■ DIRECTIONS ■
Images must not appear in your copy; reproduce every other part of the records exactly.

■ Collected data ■
######

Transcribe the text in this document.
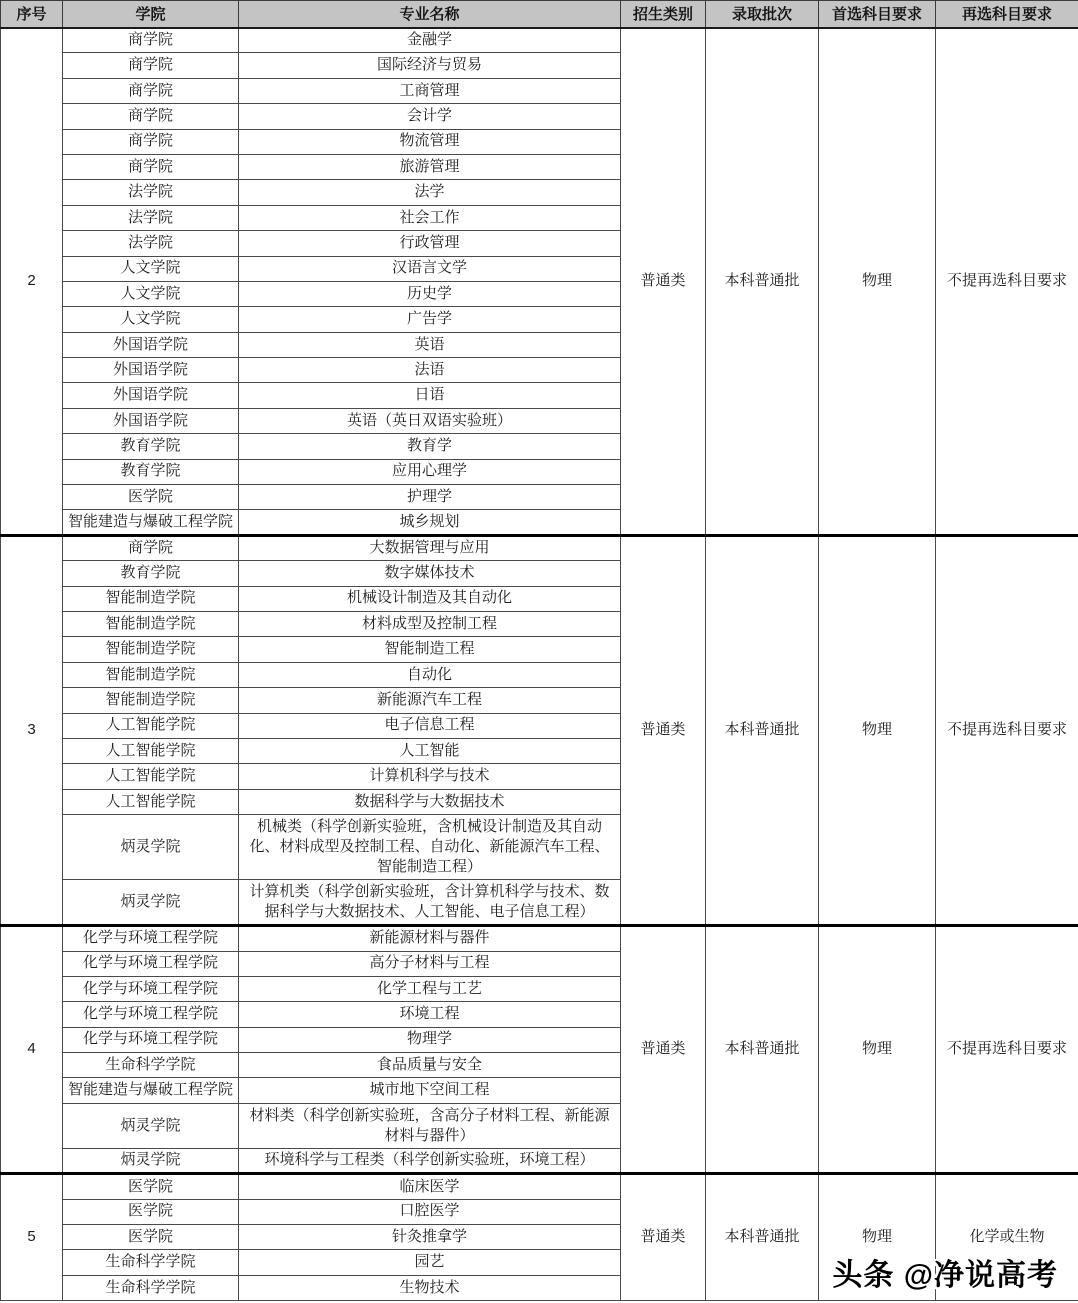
序号	学院	专业名称	招生类别	录取批次	首选科目要求	再选科目要求
2	商学院	金融学	普通类	本科普通批	物理	不提再选科目要求
	商学院	国际经济与贸易				
	商学院	工商管理				
	商学院	会计学				
	商学院	物流管理				
	商学院	旅游管理				
	法学院	法学				
	法学院	社会工作				
	法学院	行政管理				
	人文学院	汉语言文学				
	人文学院	历史学				
	人文学院	广告学				
	外国语学院	英语				
	外国语学院	法语				
	外国语学院	日语				
	外国语学院	英语（英日双语实验班）				
	教育学院	教育学				
	教育学院	应用心理学				
	医学院	护理学				
	智能建造与爆破工程学院	城乡规划				
3	商学院	大数据管理与应用	普通类	本科普通批	物理	不提再选科目要求
	教育学院	数字媒体技术				
	智能制造学院	机械设计制造及其自动化				
	智能制造学院	材料成型及控制工程				
	智能制造学院	智能制造工程				
	智能制造学院	自动化				
	智能制造学院	新能源汽车工程				
	人工智能学院	电子信息工程				
	人工智能学院	人工智能				
	人工智能学院	计算机科学与技术				
	人工智能学院	数据科学与大数据技术				
	炳灵学院	机械类（科学创新实验班，含机械设计制造及其自动化、材料成型及控制工程、自动化、新能源汽车工程、智能制造工程）				
	炳灵学院	计算机类（科学创新实验班，含计算机科学与技术、数据科学与大数据技术、人工智能、电子信息工程）				
4	化学与环境工程学院	新能源材料与器件	普通类	本科普通批	物理	不提再选科目要求
	化学与环境工程学院	高分子材料与工程				
	化学与环境工程学院	化学工程与工艺				
	化学与环境工程学院	环境工程				
	化学与环境工程学院	物理学				
	生命科学学院	食品质量与安全				
	智能建造与爆破工程学院	城市地下空间工程				
	炳灵学院	材料类（科学创新实验班，含高分子材料工程、新能源材料与器件）				
	炳灵学院	环境科学与工程类（科学创新实验班，环境工程）				
5	医学院	临床医学	普通类	本科普通批	物理	化学或生物
	医学院	口腔医学				
	医学院	针灸推拿学				
	生命科学学院	园艺				
	生命科学学院	生物技术					头条 @净说高考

######

■ SOLUTION ■
Transcribe the text in this document.
序号	学院	专业名称	招生类别	录取批次	首选科目要求	再选科目要求
2	商学院	金融学	普通类	本科普通批	物理	不提再选科目要求
	商学院	国际经济与贸易				
	商学院	工商管理				
	商学院	会计学				
	商学院	物流管理				
	商学院	旅游管理				
	法学院	法学				
	法学院	社会工作				
	法学院	行政管理				
	人文学院	汉语言文学				
	人文学院	历史学				
	人文学院	广告学				
	外国语学院	英语				
	外国语学院	法语				
	外国语学院	日语				
	外国语学院	英语（英日双语实验班）				
	教育学院	教育学				
	教育学院	应用心理学				
	医学院	护理学				
	智能建造与爆破工程学院	城乡规划				
3	商学院	大数据管理与应用	普通类	本科普通批	物理	不提再选科目要求
	教育学院	数字媒体技术				
	智能制造学院	机械设计制造及其自动化				
	智能制造学院	材料成型及控制工程				
	智能制造学院	智能制造工程				
	智能制造学院	自动化				
	智能制造学院	新能源汽车工程				
	人工智能学院	电子信息工程				
	人工智能学院	人工智能				
	人工智能学院	计算机科学与技术				
	人工智能学院	数据科学与大数据技术				
	炳灵学院	机械类（科学创新实验班，含机械设计制造及其自动化、材料成型及控制工程、自动化、新能源汽车工程、智能制造工程）				
	炳灵学院	计算机类（科学创新实验班，含计算机科学与技术、数据科学与大数据技术、人工智能、电子信息工程）				
4	化学与环境工程学院	新能源材料与器件	普通类	本科普通批	物理	不提再选科目要求
	化学与环境工程学院	高分子材料与工程				
	化学与环境工程学院	化学工程与工艺				
	化学与环境工程学院	环境工程				
	化学与环境工程学院	物理学				
	生命科学学院	食品质量与安全				
	智能建造与爆破工程学院	城市地下空间工程				
	炳灵学院	材料类（科学创新实验班，含高分子材料工程、新能源材料与器件）				
	炳灵学院	环境科学与工程类（科学创新实验班，环境工程）				
5	医学院	临床医学	普通类	本科普通批	物理	化学或生物
	医学院	口腔医学				
	医学院	针灸推拿学				
	生命科学学院	园艺				
	生命科学学院	生物技术					头条 @净说高考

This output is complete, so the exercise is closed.